What is being asked: Report every line from the material that contains the word "وتاريخ".

(Some records)
— begin —

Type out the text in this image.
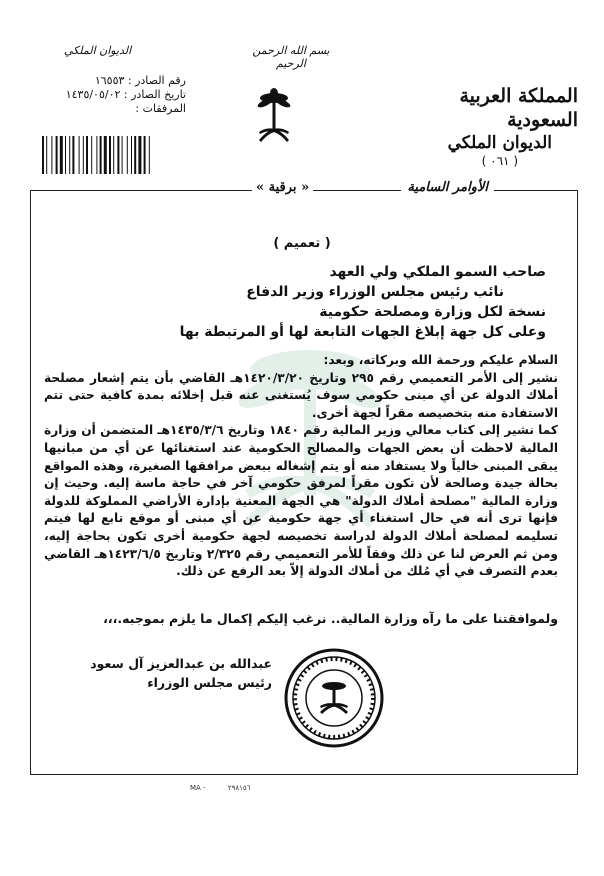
الديوان الملكي	بسم الله الرحمن الرحيم
رقم الصادر : ١٦٥٥٣
تاريخ الصادر : ١٤٣٥/٠٥/٠٢
المرفقات :
المملكة العربية السعودية
الديوان الملكي
( ٠٦١ )
الأوامر السامية
« برقية »
( تعميم )
صاحب السمو الملكي ولي العهد
نائب رئيس مجلس الوزراء وزير الدفاع
نسخة لكل وزارة ومصلحة حكومية
وعلى كل جهة إبلاغ الجهات التابعة لها أو المرتبطة بها

السلام عليكم ورحمة الله وبركاته، وبعد:

نشير إلى الأمر التعميمي رقم ٢٩٥ وتاريخ ١٤٢٠/٣/٢٠هـ القاضي بأن يتم إشعار مصلحة أملاك الدولة عن أي مبنى حكومي سوف يُستغنى عنه قبل إخلائه بمدة كافية حتى تتم الاستفادة منه بتخصيصه مقراً لجهة أخرى.

كما نشير إلى كتاب معالي وزير المالية رقم ١٨٤٠ وتاريخ ١٤٣٥/٣/٦هـ المتضمن أن وزارة المالية لاحظت أن بعض الجهات والمصالح الحكومية عند استغنائها عن أي من مبانيها يبقى المبنى خالياً ولا يستفاد منه أو يتم إشغاله ببعض مرافقها الصغيرة، وهذه المواقع بحالة جيدة وصالحة لأن تكون مقراً لمرفق حكومي آخر في حاجة ماسة إليه. وحيث إن وزارة المالية "مصلحة أملاك الدولة" هي الجهة المعنية بإدارة الأراضي المملوكة للدولة فإنها ترى أنه في حال استغناء أي جهة حكومية عن أي مبنى أو موقع تابع لها فيتم تسليمه لمصلحة أملاك الدولة لدراسة تخصيصه لجهة حكومية أخرى تكون بحاجة إليه، ومن ثم العرض لنا عن ذلك وفقاً للأمر التعميمي رقم ٢/٣٢٥ وتاريخ ١٤٢٣/٦/٥هـ القاضي بعدم التصرف في أي مُلك من أملاك الدولة إلاّ بعد الرفع عن ذلك.

ولموافقتنا على ما رآه وزارة المالية.. نرغب إليكم إكمال ما يلزم بموجبه.،،،
عبدالله بن عبدالعزيز آل سعود
رئيس مجلس الوزراء
MA -	٢٩٨١٥٦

— end —

Final result:
نشير إلى الأمر التعميمي رقم ٢٩٥ وتاريخ ١٤٢٠/٣/٢٠هـ القاضي بأن يتم إشعار مصلحة أملاك الدولة عن أي مبنى حكومي سوف يُستغنى عنه قبل إخلائه بمدة كافية حتى تتم الاستفادة منه بتخصيصه مقراً لجهة أخرى.
كما نشير إلى كتاب معالي وزير المالية رقم ١٨٤٠ وتاريخ ١٤٣٥/٣/٦هـ المتضمن أن وزارة المالية لاحظت أن بعض الجهات والمصالح الحكومية عند استغنائها عن أي من مبانيها يبقى المبنى خالياً ولا يستفاد منه أو يتم إشغاله ببعض مرافقها الصغيرة، وهذه المواقع بحالة جيدة وصالحة لأن تكون مقراً لمرفق حكومي آخر في حاجة ماسة إليه. وحيث إن وزارة المالية "مصلحة أملاك الدولة" هي الجهة المعنية بإدارة الأراضي المملوكة للدولة فإنها ترى أنه في حال استغناء أي جهة حكومية عن أي مبنى أو موقع تابع لها فيتم تسليمه لمصلحة أملاك الدولة لدراسة تخصيصه لجهة حكومية أخرى تكون بحاجة إليه، ومن ثم العرض لنا عن ذلك وفقاً للأمر التعميمي رقم ٢/٣٢٥ وتاريخ ١٤٢٣/٦/٥هـ القاضي بعدم التصرف في أي مُلك من أملاك الدولة إلاّ بعد الرفع عن ذلك.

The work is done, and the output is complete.